Exercise brief:
Repeat the listing in full, exactly as it stands.

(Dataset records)
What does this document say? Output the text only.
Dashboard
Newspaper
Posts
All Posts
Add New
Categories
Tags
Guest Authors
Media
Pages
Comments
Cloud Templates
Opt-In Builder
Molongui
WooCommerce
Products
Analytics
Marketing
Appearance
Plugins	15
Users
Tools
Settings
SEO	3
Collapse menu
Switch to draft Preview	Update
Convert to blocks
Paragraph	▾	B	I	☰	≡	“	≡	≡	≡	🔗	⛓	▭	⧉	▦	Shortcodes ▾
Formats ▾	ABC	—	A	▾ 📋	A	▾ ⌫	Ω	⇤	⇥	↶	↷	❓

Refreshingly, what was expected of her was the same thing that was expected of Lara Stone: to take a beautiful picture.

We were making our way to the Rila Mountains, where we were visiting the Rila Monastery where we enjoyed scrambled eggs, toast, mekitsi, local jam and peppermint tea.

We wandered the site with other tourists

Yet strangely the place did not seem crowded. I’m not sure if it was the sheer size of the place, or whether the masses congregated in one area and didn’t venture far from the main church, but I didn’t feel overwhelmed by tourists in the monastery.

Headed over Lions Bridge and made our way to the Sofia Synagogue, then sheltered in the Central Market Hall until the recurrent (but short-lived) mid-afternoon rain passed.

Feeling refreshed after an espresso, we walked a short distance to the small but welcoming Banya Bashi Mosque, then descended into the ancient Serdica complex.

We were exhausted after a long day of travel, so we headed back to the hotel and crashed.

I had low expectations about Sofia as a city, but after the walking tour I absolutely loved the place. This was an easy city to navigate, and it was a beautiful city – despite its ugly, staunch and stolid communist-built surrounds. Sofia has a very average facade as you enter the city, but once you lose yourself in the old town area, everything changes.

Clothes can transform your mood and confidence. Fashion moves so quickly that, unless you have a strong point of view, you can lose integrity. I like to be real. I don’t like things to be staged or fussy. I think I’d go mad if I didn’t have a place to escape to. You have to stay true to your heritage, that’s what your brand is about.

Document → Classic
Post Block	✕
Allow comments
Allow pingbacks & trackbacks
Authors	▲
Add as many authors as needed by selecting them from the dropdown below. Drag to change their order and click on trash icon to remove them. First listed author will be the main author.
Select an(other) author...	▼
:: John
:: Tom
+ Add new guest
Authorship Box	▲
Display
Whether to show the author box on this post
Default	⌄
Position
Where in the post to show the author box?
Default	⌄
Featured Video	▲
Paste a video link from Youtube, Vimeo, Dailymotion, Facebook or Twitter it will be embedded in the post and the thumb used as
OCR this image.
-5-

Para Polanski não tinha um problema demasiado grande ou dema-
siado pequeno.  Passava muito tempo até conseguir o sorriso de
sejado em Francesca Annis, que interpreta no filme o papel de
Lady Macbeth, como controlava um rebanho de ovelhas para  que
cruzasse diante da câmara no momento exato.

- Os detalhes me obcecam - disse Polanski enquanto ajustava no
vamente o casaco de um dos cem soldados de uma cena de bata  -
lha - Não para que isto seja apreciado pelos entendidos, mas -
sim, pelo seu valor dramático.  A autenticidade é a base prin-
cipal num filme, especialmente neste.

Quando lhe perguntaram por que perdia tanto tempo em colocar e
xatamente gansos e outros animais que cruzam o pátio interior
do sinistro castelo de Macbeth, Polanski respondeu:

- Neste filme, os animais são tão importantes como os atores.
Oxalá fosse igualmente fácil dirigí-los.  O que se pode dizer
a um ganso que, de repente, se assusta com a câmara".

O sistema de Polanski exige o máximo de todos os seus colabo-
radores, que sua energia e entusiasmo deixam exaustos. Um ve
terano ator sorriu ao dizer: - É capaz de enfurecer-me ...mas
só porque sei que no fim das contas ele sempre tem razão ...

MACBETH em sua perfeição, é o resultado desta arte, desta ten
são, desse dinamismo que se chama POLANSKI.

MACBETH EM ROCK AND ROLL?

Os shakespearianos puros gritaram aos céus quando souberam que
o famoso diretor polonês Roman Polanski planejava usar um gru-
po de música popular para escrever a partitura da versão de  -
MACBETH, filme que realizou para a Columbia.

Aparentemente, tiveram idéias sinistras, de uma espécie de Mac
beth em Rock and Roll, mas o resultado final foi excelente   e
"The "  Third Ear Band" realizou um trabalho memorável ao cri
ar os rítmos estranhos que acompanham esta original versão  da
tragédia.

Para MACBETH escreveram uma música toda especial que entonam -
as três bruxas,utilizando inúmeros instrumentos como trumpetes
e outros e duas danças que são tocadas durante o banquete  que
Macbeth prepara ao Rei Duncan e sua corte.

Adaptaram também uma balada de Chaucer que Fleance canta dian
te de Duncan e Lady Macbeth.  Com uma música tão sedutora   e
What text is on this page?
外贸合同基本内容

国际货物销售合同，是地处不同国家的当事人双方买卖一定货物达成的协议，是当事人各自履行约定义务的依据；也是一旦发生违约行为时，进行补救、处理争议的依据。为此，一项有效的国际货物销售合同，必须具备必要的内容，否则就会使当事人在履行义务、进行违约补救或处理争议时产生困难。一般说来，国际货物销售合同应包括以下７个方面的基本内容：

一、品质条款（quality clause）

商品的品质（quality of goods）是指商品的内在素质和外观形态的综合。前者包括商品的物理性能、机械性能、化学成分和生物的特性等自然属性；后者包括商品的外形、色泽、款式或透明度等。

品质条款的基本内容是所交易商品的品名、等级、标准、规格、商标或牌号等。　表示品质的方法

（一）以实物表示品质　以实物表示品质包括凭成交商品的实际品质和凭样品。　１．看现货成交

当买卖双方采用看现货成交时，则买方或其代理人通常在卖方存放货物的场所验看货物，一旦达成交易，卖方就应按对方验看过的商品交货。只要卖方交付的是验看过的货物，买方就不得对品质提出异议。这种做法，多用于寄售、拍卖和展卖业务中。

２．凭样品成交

Answer below:
What does this document say? Output the text only.
Dashboard
Newspaper
Posts
All Posts
Add New
Categories
Tags
Guest Authors
Media
Pages
Comments
Cloud Templates
Opt-In Builder
Molongui
WooCommerce
Products
Analytics
Marketing
Appearance
Plugins	15
Users
Tools
Settings
SEO	3
Collapse menu
Switch to draft Preview	Update
Convert to blocks
Paragraph	▾	B	I	☰	≡	“	≡	≡	≡	🔗	⛓	▭	⧉	▦	Shortcodes ▾
Formats ▾	ABC	—	A	▾ 📋	A	▾ ⌫	Ω	⇤	⇥	↶	↷	❓

Refreshingly, what was expected of her was the same thing that was expected of Lara Stone: to take a beautiful picture.

We were making our way to the Rila Mountains, where we were visiting the Rila Monastery where we enjoyed scrambled eggs, toast, mekitsi, local jam and peppermint tea.

We wandered the site with other tourists

Yet strangely the place did not seem crowded. I’m not sure if it was the sheer size of the place, or whether the masses congregated in one area and didn’t venture far from the main church, but I didn’t feel overwhelmed by tourists in the monastery.

Headed over Lions Bridge and made our way to the Sofia Synagogue, then sheltered in the Central Market Hall until the recurrent (but short-lived) mid-afternoon rain passed.

Feeling refreshed after an espresso, we walked a short distance to the small but welcoming Banya Bashi Mosque, then descended into the ancient Serdica complex.

We were exhausted after a long day of travel, so we headed back to the hotel and crashed.

I had low expectations about Sofia as a city, but after the walking tour I absolutely loved the place. This was an easy city to navigate, and it was a beautiful city – despite its ugly, staunch and stolid communist-built surrounds. Sofia has a very average facade as you enter the city, but once you lose yourself in the old town area, everything changes.

Clothes can transform your mood and confidence. Fashion moves so quickly that, unless you have a strong point of view, you can lose integrity. I like to be real. I don’t like things to be staged or fussy. I think I’d go mad if I didn’t have a place to escape to. You have to stay true to your heritage, that’s what your brand is about.

Document → Classic
Post Block	✕
Allow comments
Allow pingbacks & trackbacks
Authors	▲
Add as many authors as needed by selecting them from the dropdown below. Drag to change their order and click on trash icon to remove them. First listed author will be the main author.
Select an(other) author...	▼
:: John
:: Tom
+ Add new guest
Authorship Box	▲
Display
Whether to show the author box on this post
Default	⌄
Position
Where in the post to show the author box?
Default	⌄
Featured Video	▲
Paste a video link from Youtube, Vimeo, Dailymotion, Facebook or Twitter it will be embedded in the post and the thumb used as
OCR this image.
-5-

Para Polanski não tinha um problema demasiado grande ou dema-
siado pequeno.  Passava muito tempo até conseguir o sorriso de
sejado em Francesca Annis, que interpreta no filme o papel de
Lady Macbeth, como controlava um rebanho de ovelhas para  que
cruzasse diante da câmara no momento exato.

- Os detalhes me obcecam - disse Polanski enquanto ajustava no
vamente o casaco de um dos cem soldados de uma cena de bata  -
lha - Não para que isto seja apreciado pelos entendidos, mas -
sim, pelo seu valor dramático.  A autenticidade é a base prin-
cipal num filme, especialmente neste.

Quando lhe perguntaram por que perdia tanto tempo em colocar e
xatamente gansos e outros animais que cruzam o pátio interior
do sinistro castelo de Macbeth, Polanski respondeu:

- Neste filme, os animais são tão importantes como os atores.
Oxalá fosse igualmente fácil dirigí-los.  O que se pode dizer
a um ganso que, de repente, se assusta com a câmara".

O sistema de Polanski exige o máximo de todos os seus colabo-
radores, que sua energia e entusiasmo deixam exaustos. Um ve
terano ator sorriu ao dizer: - É capaz de enfurecer-me ...mas
só porque sei que no fim das contas ele sempre tem razão ...

MACBETH em sua perfeição, é o resultado desta arte, desta ten
são, desse dinamismo que se chama POLANSKI.

MACBETH EM ROCK AND ROLL?

Os shakespearianos puros gritaram aos céus quando souberam que
o famoso diretor polonês Roman Polanski planejava usar um gru-
po de música popular para escrever a partitura da versão de  -
MACBETH, filme que realizou para a Columbia.

Aparentemente, tiveram idéias sinistras, de uma espécie de Mac
beth em Rock and Roll, mas o resultado final foi excelente   e
"The "  Third Ear Band" realizou um trabalho memorável ao cri
ar os rítmos estranhos que acompanham esta original versão  da
tragédia.

Para MACBETH escreveram uma música toda especial que entonam -
as três bruxas,utilizando inúmeros instrumentos como trumpetes
e outros e duas danças que são tocadas durante o banquete  que
Macbeth prepara ao Rei Duncan e sua corte.

Adaptaram também uma balada de Chaucer que Fleance canta dian
te de Duncan e Lady Macbeth.  Com uma música tão sedutora   e
What text is on this page?
外贸合同基本内容

国际货物销售合同，是地处不同国家的当事人双方买卖一定货物达成的协议，是当事人各自履行约定义务的依据；也是一旦发生违约行为时，进行补救、处理争议的依据。为此，一项有效的国际货物销售合同，必须具备必要的内容，否则就会使当事人在履行义务、进行违约补救或处理争议时产生困难。一般说来，国际货物销售合同应包括以下７个方面的基本内容：

一、品质条款（quality clause）

商品的品质（quality of goods）是指商品的内在素质和外观形态的综合。前者包括商品的物理性能、机械性能、化学成分和生物的特性等自然属性；后者包括商品的外形、色泽、款式或透明度等。

品质条款的基本内容是所交易商品的品名、等级、标准、规格、商标或牌号等。　表示品质的方法

（一）以实物表示品质　以实物表示品质包括凭成交商品的实际品质和凭样品。　１．看现货成交

当买卖双方采用看现货成交时，则买方或其代理人通常在卖方存放货物的场所验看货物，一旦达成交易，卖方就应按对方验看过的商品交货。只要卖方交付的是验看过的货物，买方就不得对品质提出异议。这种做法，多用于寄售、拍卖和展卖业务中。

２．凭样品成交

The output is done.